● TASK BRIEF:
Tally up the lines below that include the word "month". Answer with the number alone.

=-=-=-=-=

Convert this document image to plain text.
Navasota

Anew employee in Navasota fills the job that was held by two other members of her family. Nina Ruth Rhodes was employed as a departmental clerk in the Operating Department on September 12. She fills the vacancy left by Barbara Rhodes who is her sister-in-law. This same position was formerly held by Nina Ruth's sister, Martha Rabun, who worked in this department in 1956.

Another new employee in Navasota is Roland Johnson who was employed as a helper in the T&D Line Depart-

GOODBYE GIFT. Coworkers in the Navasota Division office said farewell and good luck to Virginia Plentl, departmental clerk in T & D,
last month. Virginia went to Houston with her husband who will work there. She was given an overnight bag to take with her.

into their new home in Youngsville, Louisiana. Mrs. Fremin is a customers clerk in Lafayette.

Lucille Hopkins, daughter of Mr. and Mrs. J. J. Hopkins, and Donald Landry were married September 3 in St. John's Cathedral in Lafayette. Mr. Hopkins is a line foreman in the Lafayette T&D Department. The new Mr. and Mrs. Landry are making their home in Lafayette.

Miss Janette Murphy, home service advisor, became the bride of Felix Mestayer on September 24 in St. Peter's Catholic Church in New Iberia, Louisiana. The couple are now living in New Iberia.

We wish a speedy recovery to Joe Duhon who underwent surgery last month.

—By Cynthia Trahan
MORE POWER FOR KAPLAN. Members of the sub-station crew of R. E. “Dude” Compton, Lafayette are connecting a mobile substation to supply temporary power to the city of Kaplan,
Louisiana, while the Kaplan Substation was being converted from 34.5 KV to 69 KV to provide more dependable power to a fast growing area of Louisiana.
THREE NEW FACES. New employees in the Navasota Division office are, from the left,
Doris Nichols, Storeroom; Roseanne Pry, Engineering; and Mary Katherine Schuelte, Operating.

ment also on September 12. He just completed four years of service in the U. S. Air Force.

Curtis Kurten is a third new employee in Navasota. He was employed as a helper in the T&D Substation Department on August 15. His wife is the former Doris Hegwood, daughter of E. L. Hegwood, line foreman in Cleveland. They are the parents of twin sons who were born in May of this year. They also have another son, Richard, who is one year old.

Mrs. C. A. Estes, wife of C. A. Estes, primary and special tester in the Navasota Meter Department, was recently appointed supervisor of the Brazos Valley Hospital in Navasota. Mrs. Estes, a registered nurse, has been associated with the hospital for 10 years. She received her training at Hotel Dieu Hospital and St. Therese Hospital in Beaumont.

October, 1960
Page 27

=-=-=-=-=

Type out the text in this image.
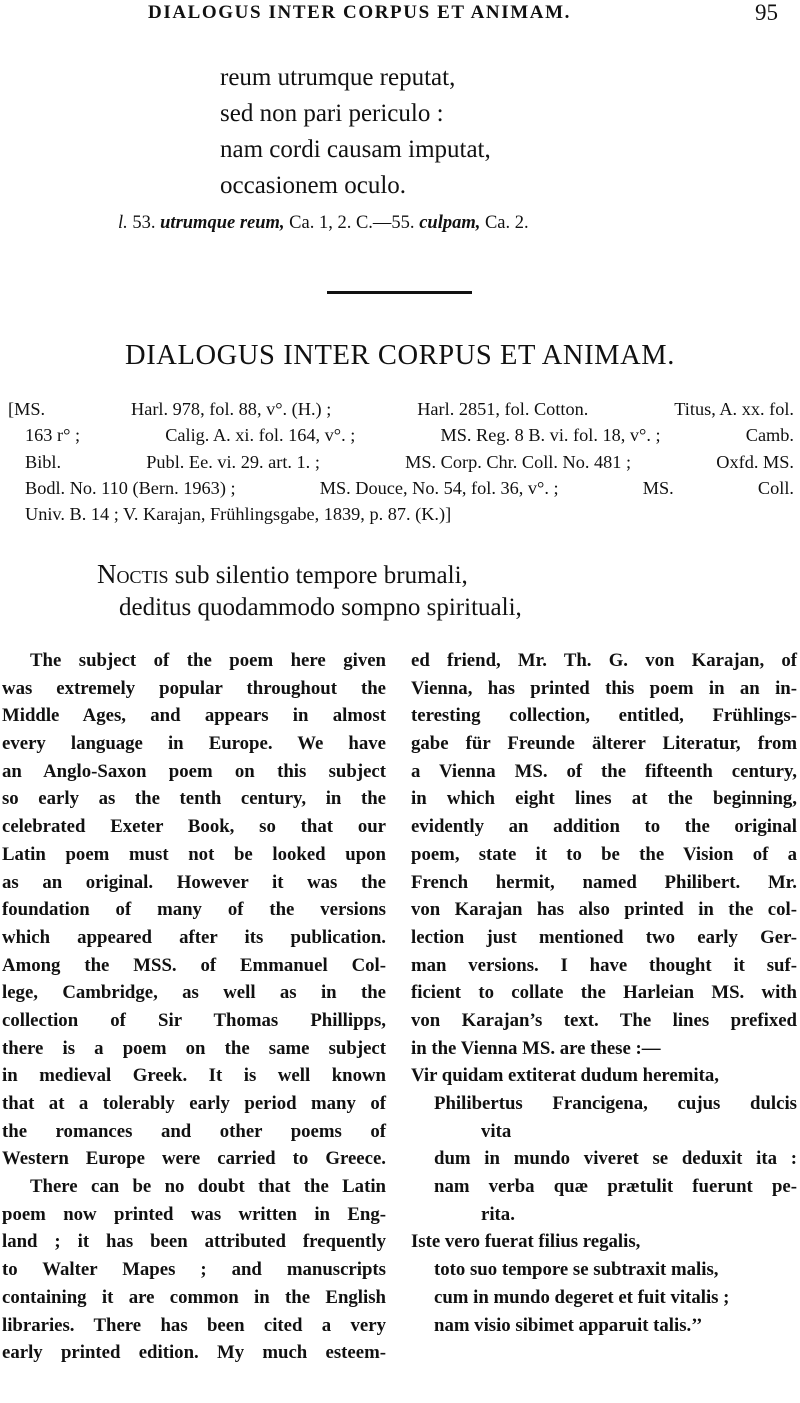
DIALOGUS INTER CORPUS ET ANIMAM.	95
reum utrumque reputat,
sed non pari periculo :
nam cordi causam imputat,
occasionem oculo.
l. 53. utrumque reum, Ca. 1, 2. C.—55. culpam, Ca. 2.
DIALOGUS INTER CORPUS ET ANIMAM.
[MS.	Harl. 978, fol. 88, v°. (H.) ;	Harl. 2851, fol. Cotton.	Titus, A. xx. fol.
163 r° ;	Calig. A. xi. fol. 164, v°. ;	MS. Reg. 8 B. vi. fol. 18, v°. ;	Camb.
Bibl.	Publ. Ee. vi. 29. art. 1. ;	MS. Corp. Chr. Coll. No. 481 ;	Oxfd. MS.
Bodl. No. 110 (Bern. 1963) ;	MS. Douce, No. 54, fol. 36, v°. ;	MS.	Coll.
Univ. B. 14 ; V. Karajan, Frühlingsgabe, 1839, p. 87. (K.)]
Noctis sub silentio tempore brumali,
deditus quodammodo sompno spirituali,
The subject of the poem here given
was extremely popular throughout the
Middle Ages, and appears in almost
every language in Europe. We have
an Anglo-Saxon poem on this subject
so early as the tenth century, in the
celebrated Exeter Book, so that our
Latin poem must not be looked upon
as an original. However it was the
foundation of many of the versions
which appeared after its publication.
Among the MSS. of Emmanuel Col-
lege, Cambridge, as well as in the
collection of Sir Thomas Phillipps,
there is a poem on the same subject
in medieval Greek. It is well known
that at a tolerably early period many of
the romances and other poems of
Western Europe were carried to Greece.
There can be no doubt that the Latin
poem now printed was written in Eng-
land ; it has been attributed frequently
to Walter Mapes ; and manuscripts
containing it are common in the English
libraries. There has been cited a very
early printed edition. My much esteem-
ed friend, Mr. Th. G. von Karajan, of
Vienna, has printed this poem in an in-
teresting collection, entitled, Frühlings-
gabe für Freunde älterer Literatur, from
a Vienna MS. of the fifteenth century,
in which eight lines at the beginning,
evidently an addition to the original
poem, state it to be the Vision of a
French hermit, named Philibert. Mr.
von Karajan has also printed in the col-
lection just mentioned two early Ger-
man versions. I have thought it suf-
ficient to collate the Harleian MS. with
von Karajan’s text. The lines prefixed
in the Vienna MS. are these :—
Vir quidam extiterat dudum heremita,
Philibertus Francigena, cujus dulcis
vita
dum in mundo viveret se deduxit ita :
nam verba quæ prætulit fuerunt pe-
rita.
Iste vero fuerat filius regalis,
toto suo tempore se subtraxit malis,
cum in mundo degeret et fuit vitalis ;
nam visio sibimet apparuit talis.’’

=-=-=-=-=

● COMPLETED EXERCISE:
2